EXERCISE OBJECTIVE:
The message about legalese, shown below before the listing, names groups of people who use phrases or words that others wouldn't understand. List every group it names.

TEXT BLOCK:
■ ■ ■

Legalese: (Was Run-on sentences)

potioncat willsonkmom at msn.com
Mon Apr 6 22:01:33 UTC 2009


> Carol responding to Deb's post:
> 
> Your sentences are fine, and I understand your reasoning. I just want to know what the sentence I quoted *means* in plain English, which is why I asked for a translation. Can you find a compromise that a lawyer would approve of (precise and complete, covering all bases) but which is simultaneously clear to a layperson? 

Potioncat not Deb:
Who was the intended audience for the original sentence? (Was it really only a sentence?)

I was thinking that all of us have very specific areas of interest or training. Most of those areas come with their own vocabulary. Farmers, plumbers, nurses, lawyers, quilters, cooks, HPfGUers all use phrases or words that others wouldn't understand. A good cookbook would come with a glossary. At least it better, because I'm not sure if I'm simmering or boiling, dicing or chopping, and I haven't a clue at how to carmelize. Yet, the wording in a cookbook might depend whether if it was intended for lay people or for professional chefs. Might the same be true of a legal document?

■ ■ ■

(Stored data entries)
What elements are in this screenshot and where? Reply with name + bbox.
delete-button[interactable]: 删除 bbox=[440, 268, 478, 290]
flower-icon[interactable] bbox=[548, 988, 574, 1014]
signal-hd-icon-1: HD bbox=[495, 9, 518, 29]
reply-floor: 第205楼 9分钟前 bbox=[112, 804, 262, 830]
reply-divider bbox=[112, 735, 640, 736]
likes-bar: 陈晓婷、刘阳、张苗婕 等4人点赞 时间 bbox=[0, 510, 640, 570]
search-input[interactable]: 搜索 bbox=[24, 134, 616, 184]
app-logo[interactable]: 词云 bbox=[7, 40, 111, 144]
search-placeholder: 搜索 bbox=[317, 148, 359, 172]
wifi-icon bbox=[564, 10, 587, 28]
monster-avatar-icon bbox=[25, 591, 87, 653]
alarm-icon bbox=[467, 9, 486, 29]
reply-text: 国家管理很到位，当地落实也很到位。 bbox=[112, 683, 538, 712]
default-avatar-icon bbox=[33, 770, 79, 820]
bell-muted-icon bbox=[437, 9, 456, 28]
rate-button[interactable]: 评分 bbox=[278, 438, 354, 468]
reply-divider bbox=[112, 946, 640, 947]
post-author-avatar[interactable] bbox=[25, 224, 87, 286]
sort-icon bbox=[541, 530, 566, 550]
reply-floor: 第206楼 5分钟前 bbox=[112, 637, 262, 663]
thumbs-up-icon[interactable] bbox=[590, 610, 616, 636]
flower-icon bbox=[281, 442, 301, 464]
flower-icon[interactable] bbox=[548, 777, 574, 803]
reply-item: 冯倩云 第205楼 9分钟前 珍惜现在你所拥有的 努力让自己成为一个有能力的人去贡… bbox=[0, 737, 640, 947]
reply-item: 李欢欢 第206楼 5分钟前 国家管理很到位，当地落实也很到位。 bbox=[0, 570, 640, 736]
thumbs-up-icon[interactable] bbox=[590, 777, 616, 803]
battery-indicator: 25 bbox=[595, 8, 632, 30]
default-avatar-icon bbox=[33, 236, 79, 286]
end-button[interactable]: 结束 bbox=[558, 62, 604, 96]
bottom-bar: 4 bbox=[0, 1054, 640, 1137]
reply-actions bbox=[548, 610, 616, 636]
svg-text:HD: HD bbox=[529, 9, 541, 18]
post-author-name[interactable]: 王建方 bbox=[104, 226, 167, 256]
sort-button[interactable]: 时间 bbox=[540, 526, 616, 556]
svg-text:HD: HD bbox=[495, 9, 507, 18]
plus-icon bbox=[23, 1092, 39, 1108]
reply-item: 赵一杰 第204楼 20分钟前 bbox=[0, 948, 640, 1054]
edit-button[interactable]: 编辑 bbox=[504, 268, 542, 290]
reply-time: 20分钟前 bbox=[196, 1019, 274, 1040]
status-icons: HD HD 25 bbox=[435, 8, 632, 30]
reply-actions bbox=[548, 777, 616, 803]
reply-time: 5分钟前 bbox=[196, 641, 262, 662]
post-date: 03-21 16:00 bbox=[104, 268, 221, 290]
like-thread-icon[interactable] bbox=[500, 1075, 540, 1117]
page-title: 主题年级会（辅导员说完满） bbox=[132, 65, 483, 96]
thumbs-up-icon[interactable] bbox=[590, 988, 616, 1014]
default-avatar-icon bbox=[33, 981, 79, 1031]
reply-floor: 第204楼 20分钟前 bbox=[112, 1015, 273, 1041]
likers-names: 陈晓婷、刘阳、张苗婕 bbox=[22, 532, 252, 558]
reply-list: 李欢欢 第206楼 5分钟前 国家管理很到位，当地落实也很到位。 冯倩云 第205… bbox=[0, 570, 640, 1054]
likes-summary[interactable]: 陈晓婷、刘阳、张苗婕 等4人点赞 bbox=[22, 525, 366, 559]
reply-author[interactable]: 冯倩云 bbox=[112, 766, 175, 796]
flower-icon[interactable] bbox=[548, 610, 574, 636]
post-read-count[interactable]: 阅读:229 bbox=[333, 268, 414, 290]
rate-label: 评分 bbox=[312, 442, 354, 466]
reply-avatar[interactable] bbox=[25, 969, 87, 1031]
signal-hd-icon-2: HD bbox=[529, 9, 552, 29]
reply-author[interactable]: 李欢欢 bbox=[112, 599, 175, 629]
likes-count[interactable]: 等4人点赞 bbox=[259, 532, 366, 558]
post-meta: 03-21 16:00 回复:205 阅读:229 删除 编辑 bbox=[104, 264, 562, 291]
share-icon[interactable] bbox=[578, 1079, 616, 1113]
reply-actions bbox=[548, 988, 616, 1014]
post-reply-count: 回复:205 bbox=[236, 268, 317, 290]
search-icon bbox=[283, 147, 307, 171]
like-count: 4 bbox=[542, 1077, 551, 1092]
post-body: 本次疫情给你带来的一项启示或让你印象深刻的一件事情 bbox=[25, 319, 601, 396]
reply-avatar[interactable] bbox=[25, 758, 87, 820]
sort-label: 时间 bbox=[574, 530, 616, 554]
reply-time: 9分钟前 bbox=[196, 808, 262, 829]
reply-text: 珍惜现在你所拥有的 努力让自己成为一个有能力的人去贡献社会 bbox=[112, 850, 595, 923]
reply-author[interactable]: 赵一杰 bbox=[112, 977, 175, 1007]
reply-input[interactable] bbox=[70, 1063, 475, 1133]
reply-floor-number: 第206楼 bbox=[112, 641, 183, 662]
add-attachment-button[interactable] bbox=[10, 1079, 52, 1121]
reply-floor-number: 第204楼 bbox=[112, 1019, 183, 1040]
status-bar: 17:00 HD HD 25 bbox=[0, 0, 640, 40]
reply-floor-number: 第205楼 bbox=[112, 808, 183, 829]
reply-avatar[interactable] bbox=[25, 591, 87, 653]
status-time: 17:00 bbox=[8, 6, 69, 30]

■ ■ ■

RESULT BELOW:
Farmers, plumbers, nurses, lawyers, quilters, cooks, HPfGUers